══ STORED RECORDS ══

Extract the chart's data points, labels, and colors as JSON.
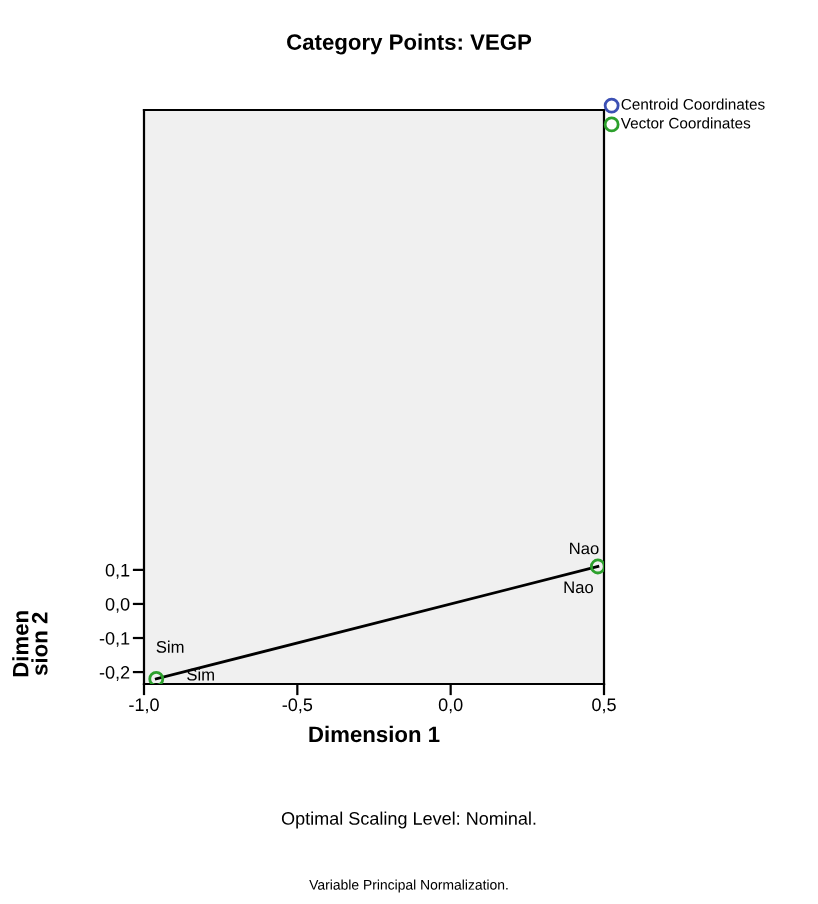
{
  "chart_data": {
    "type": "scatter",
    "title": "Category Points: VEGP",
    "xlabel": "Dimension 1",
    "ylabel": "Dimen\nsion 2",
    "xlim": [
      -1.0,
      0.5
    ],
    "xticks": [
      {
        "value": -1.0,
        "label": "-1,0"
      },
      {
        "value": -0.5,
        "label": "-0,5"
      },
      {
        "value": 0.0,
        "label": "0,0"
      },
      {
        "value": 0.5,
        "label": "0,5"
      }
    ],
    "ylim": [
      -0.235,
      1.45
    ],
    "yticks": [
      {
        "value": -0.2,
        "label": "-0,2"
      },
      {
        "value": -0.1,
        "label": "-0,1"
      },
      {
        "value": 0.0,
        "label": "0,0"
      },
      {
        "value": 0.1,
        "label": "0,1"
      }
    ],
    "series": [
      {
        "name": "Centroid Coordinates",
        "color": "#3c50b4"
      },
      {
        "name": "Vector Coordinates",
        "color": "#2ca02c",
        "x": [
          -0.96,
          0.48
        ],
        "values": [
          -0.22,
          0.11
        ],
        "line_style": "solid"
      }
    ],
    "annotations": [
      "Sim",
      "Nao",
      "Sim",
      "Nao",
      "Optimal Scaling Level: Nominal.",
      "Variable Principal Normalization."
    ],
    "legend": "top right",
    "marker": "circle",
    "grid": false
  }
}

═══

PROMPT
Transcribe each entry precisely as given, leaving the pictures out.

COMPLETE OUTPUT
Extract the chart's data points, labels, and colors as JSON.
{
  "chart_data": {
    "type": "scatter",
    "title": "Category Points: VEGP",
    "xlabel": "Dimension 1",
    "ylabel": "Dimen\nsion 2",
    "xlim": [
      -1.0,
      0.5
    ],
    "xticks": [
      {
        "value": -1.0,
        "label": "-1,0"
      },
      {
        "value": -0.5,
        "label": "-0,5"
      },
      {
        "value": 0.0,
        "label": "0,0"
      },
      {
        "value": 0.5,
        "label": "0,5"
      }
    ],
    "ylim": [
      -0.235,
      1.45
    ],
    "yticks": [
      {
        "value": -0.2,
        "label": "-0,2"
      },
      {
        "value": -0.1,
        "label": "-0,1"
      },
      {
        "value": 0.0,
        "label": "0,0"
      },
      {
        "value": 0.1,
        "label": "0,1"
      }
    ],
    "series": [
      {
        "name": "Centroid Coordinates",
        "color": "#3c50b4"
      },
      {
        "name": "Vector Coordinates",
        "color": "#2ca02c",
        "x": [
          -0.96,
          0.48
        ],
        "values": [
          -0.22,
          0.11
        ],
        "line_style": "solid"
      }
    ],
    "annotations": [
      "Sim",
      "Nao",
      "Sim",
      "Nao",
      "Optimal Scaling Level: Nominal.",
      "Variable Principal Normalization."
    ],
    "legend": "top right",
    "marker": "circle",
    "grid": false
  }
}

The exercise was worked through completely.